◆ **GIVEN TASK**: Will you write out all the entries below exactly?

◆ **DATA FOR THIS EXERCISE**:
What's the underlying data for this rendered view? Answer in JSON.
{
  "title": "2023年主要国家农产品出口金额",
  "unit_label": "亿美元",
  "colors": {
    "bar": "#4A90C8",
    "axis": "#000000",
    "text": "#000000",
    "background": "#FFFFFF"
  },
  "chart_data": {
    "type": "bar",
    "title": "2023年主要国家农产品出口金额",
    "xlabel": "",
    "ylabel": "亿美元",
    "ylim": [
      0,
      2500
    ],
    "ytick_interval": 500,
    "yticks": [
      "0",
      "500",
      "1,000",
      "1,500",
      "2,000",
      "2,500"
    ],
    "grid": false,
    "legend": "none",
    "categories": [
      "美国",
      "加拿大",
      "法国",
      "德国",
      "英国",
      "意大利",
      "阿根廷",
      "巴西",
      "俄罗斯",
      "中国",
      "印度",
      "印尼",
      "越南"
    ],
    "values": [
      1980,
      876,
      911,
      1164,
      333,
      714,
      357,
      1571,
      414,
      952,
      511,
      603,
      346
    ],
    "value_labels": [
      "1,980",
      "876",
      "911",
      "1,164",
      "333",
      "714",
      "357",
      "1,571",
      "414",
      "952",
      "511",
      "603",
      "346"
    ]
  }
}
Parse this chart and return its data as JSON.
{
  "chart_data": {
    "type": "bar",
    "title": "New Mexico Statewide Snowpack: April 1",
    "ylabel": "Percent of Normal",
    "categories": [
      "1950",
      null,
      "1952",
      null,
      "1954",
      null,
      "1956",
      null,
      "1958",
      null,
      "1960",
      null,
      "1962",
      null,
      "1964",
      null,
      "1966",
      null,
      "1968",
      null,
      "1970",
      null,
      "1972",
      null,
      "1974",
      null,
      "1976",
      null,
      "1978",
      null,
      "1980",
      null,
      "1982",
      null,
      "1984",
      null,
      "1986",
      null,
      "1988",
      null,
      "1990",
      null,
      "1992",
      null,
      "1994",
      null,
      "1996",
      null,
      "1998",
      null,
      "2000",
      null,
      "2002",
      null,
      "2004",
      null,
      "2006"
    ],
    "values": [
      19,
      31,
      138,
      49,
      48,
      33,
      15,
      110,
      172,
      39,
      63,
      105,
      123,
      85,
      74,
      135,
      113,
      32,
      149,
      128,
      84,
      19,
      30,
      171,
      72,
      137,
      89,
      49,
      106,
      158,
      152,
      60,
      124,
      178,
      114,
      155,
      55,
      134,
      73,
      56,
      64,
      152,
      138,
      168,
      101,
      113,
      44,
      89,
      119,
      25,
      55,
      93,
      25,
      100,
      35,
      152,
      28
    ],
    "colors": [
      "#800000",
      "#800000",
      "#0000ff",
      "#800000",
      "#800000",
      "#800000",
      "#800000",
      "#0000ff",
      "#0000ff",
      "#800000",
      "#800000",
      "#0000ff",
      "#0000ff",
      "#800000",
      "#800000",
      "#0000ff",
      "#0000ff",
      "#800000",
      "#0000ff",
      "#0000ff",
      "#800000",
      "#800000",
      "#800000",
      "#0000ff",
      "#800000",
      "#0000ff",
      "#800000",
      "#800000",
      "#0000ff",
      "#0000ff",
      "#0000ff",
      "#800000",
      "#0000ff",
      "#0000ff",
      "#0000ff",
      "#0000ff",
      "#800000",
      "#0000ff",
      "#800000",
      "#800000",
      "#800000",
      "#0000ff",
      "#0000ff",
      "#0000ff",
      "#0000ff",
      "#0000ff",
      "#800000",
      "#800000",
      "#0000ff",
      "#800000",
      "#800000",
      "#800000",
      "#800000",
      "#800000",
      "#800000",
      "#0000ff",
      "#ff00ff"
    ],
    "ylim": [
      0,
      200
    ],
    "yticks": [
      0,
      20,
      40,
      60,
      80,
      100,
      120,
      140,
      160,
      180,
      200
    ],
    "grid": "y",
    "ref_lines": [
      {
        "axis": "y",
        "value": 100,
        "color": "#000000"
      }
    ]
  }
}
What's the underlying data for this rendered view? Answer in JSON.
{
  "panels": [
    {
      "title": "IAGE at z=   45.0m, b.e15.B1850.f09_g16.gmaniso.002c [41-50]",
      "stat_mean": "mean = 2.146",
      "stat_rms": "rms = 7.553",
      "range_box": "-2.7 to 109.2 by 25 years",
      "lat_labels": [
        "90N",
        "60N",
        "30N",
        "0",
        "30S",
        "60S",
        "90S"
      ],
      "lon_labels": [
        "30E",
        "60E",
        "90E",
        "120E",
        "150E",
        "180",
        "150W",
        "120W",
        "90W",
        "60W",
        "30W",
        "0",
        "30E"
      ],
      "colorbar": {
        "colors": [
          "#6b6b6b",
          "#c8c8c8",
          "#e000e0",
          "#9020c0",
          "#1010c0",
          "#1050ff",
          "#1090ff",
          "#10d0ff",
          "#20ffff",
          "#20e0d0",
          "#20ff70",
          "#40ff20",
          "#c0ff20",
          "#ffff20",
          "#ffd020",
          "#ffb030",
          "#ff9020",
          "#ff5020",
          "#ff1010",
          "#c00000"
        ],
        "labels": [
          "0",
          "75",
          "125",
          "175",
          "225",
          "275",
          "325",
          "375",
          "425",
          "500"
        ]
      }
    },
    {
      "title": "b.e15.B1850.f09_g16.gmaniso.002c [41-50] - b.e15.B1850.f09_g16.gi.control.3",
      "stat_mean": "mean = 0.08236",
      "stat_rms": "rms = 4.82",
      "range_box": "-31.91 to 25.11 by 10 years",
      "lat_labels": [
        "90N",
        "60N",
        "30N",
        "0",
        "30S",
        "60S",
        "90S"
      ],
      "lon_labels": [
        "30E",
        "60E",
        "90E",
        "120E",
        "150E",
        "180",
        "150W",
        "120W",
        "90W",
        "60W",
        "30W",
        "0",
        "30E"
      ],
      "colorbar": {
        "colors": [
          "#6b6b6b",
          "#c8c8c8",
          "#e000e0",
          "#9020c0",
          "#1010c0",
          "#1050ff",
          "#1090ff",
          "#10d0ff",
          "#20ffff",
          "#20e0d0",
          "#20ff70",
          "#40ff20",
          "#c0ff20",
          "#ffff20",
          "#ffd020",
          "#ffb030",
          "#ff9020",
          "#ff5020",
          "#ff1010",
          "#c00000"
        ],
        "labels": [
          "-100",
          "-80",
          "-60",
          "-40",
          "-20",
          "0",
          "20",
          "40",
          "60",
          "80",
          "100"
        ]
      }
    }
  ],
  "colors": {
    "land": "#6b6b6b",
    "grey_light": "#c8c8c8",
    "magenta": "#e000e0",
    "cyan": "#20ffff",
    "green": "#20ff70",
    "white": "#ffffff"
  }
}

◆ **ANSWER FOR THIS EXERCISE**:
What's the underlying data for this rendered view? Answer in JSON.
{
  "title": "2023年主要国家农产品出口金额",
  "unit_label": "亿美元",
  "colors": {
    "bar": "#4A90C8",
    "axis": "#000000",
    "text": "#000000",
    "background": "#FFFFFF"
  },
  "chart_data": {
    "type": "bar",
    "title": "2023年主要国家农产品出口金额",
    "xlabel": "",
    "ylabel": "亿美元",
    "ylim": [
      0,
      2500
    ],
    "ytick_interval": 500,
    "yticks": [
      "0",
      "500",
      "1,000",
      "1,500",
      "2,000",
      "2,500"
    ],
    "grid": false,
    "legend": "none",
    "categories": [
      "美国",
      "加拿大",
      "法国",
      "德国",
      "英国",
      "意大利",
      "阿根廷",
      "巴西",
      "俄罗斯",
      "中国",
      "印度",
      "印尼",
      "越南"
    ],
    "values": [
      1980,
      876,
      911,
      1164,
      333,
      714,
      357,
      1571,
      414,
      952,
      511,
      603,
      346
    ],
    "value_labels": [
      "1,980",
      "876",
      "911",
      "1,164",
      "333",
      "714",
      "357",
      "1,571",
      "414",
      "952",
      "511",
      "603",
      "346"
    ]
  }
}
Parse this chart and return its data as JSON.
{
  "chart_data": {
    "type": "bar",
    "title": "New Mexico Statewide Snowpack: April 1",
    "ylabel": "Percent of Normal",
    "categories": [
      "1950",
      null,
      "1952",
      null,
      "1954",
      null,
      "1956",
      null,
      "1958",
      null,
      "1960",
      null,
      "1962",
      null,
      "1964",
      null,
      "1966",
      null,
      "1968",
      null,
      "1970",
      null,
      "1972",
      null,
      "1974",
      null,
      "1976",
      null,
      "1978",
      null,
      "1980",
      null,
      "1982",
      null,
      "1984",
      null,
      "1986",
      null,
      "1988",
      null,
      "1990",
      null,
      "1992",
      null,
      "1994",
      null,
      "1996",
      null,
      "1998",
      null,
      "2000",
      null,
      "2002",
      null,
      "2004",
      null,
      "2006"
    ],
    "values": [
      19,
      31,
      138,
      49,
      48,
      33,
      15,
      110,
      172,
      39,
      63,
      105,
      123,
      85,
      74,
      135,
      113,
      32,
      149,
      128,
      84,
      19,
      30,
      171,
      72,
      137,
      89,
      49,
      106,
      158,
      152,
      60,
      124,
      178,
      114,
      155,
      55,
      134,
      73,
      56,
      64,
      152,
      138,
      168,
      101,
      113,
      44,
      89,
      119,
      25,
      55,
      93,
      25,
      100,
      35,
      152,
      28
    ],
    "colors": [
      "#800000",
      "#800000",
      "#0000ff",
      "#800000",
      "#800000",
      "#800000",
      "#800000",
      "#0000ff",
      "#0000ff",
      "#800000",
      "#800000",
      "#0000ff",
      "#0000ff",
      "#800000",
      "#800000",
      "#0000ff",
      "#0000ff",
      "#800000",
      "#0000ff",
      "#0000ff",
      "#800000",
      "#800000",
      "#800000",
      "#0000ff",
      "#800000",
      "#0000ff",
      "#800000",
      "#800000",
      "#0000ff",
      "#0000ff",
      "#0000ff",
      "#800000",
      "#0000ff",
      "#0000ff",
      "#0000ff",
      "#0000ff",
      "#800000",
      "#0000ff",
      "#800000",
      "#800000",
      "#800000",
      "#0000ff",
      "#0000ff",
      "#0000ff",
      "#0000ff",
      "#0000ff",
      "#800000",
      "#800000",
      "#0000ff",
      "#800000",
      "#800000",
      "#800000",
      "#800000",
      "#800000",
      "#800000",
      "#0000ff",
      "#ff00ff"
    ],
    "ylim": [
      0,
      200
    ],
    "yticks": [
      0,
      20,
      40,
      60,
      80,
      100,
      120,
      140,
      160,
      180,
      200
    ],
    "grid": "y",
    "ref_lines": [
      {
        "axis": "y",
        "value": 100,
        "color": "#000000"
      }
    ]
  }
}
What's the underlying data for this rendered view? Answer in JSON.
{
  "panels": [
    {
      "title": "IAGE at z=   45.0m, b.e15.B1850.f09_g16.gmaniso.002c [41-50]",
      "stat_mean": "mean = 2.146",
      "stat_rms": "rms = 7.553",
      "range_box": "-2.7 to 109.2 by 25 years",
      "lat_labels": [
        "90N",
        "60N",
        "30N",
        "0",
        "30S",
        "60S",
        "90S"
      ],
      "lon_labels": [
        "30E",
        "60E",
        "90E",
        "120E",
        "150E",
        "180",
        "150W",
        "120W",
        "90W",
        "60W",
        "30W",
        "0",
        "30E"
      ],
      "colorbar": {
        "colors": [
          "#6b6b6b",
          "#c8c8c8",
          "#e000e0",
          "#9020c0",
          "#1010c0",
          "#1050ff",
          "#1090ff",
          "#10d0ff",
          "#20ffff",
          "#20e0d0",
          "#20ff70",
          "#40ff20",
          "#c0ff20",
          "#ffff20",
          "#ffd020",
          "#ffb030",
          "#ff9020",
          "#ff5020",
          "#ff1010",
          "#c00000"
        ],
        "labels": [
          "0",
          "75",
          "125",
          "175",
          "225",
          "275",
          "325",
          "375",
          "425",
          "500"
        ]
      }
    },
    {
      "title": "b.e15.B1850.f09_g16.gmaniso.002c [41-50] - b.e15.B1850.f09_g16.gi.control.3",
      "stat_mean": "mean = 0.08236",
      "stat_rms": "rms = 4.82",
      "range_box": "-31.91 to 25.11 by 10 years",
      "lat_labels": [
        "90N",
        "60N",
        "30N",
        "0",
        "30S",
        "60S",
        "90S"
      ],
      "lon_labels": [
        "30E",
        "60E",
        "90E",
        "120E",
        "150E",
        "180",
        "150W",
        "120W",
        "90W",
        "60W",
        "30W",
        "0",
        "30E"
      ],
      "colorbar": {
        "colors": [
          "#6b6b6b",
          "#c8c8c8",
          "#e000e0",
          "#9020c0",
          "#1010c0",
          "#1050ff",
          "#1090ff",
          "#10d0ff",
          "#20ffff",
          "#20e0d0",
          "#20ff70",
          "#40ff20",
          "#c0ff20",
          "#ffff20",
          "#ffd020",
          "#ffb030",
          "#ff9020",
          "#ff5020",
          "#ff1010",
          "#c00000"
        ],
        "labels": [
          "-100",
          "-80",
          "-60",
          "-40",
          "-20",
          "0",
          "20",
          "40",
          "60",
          "80",
          "100"
        ]
      }
    }
  ],
  "colors": {
    "land": "#6b6b6b",
    "grey_light": "#c8c8c8",
    "magenta": "#e000e0",
    "cyan": "#20ffff",
    "green": "#20ff70",
    "white": "#ffffff"
  }
}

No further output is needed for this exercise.